_THE EXERCISE:_ Tell how many lines carry the word "关于廉洁纪"; the reply is the number and nothing else.

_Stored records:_
## begin

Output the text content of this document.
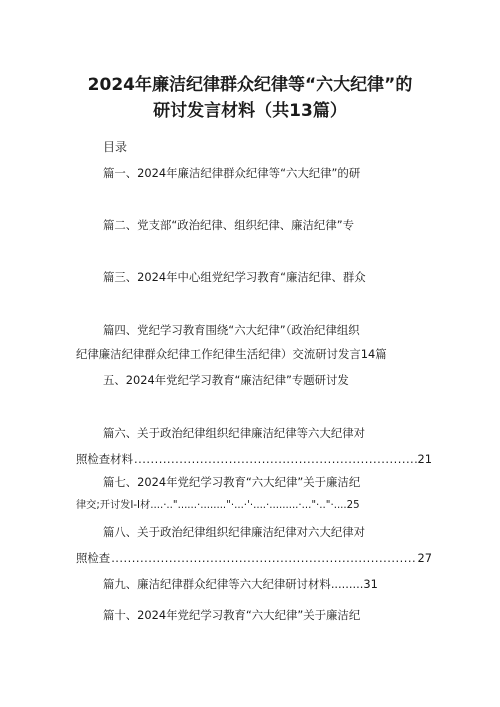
2024年廉洁纪律群众纪律等“六大纪律”的
研讨发言材料（共13篇）
目录
篇一、2024年廉洁纪律群众纪律等“六大纪律”的研
篇二、党支部“政治纪律、组织纪律、廉洁纪律”专
篇三、2024年中心组党纪学习教育“廉洁纪律、群众
篇四、党纪学习教育围绕“六大纪律”（政治纪律组织
纪律廉洁纪律群众纪律工作纪律生活纪律）交流研讨发言14篇
五、2024年党纪学习教育“廉洁纪律”专题研讨发
篇六、关于政治纪律组织纪律廉洁纪律等六大纪律对
照检查材料 .....	21
篇七、2024年党纪学习教育“六大纪律”关于廉洁纪
律交;开讨发I-I材....·.."......·........"·...·'·....·.........·..."·.."·....25
篇八、关于政治纪律组织纪律廉洁纪律对六大纪律对
照检查 .....	27
篇九、廉洁纪律群众纪律等六大纪律研讨材料.........31
篇十、2024年党纪学习教育“六大纪律”关于廉洁纪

## end

_PROBLEM SOLUTION:_ 2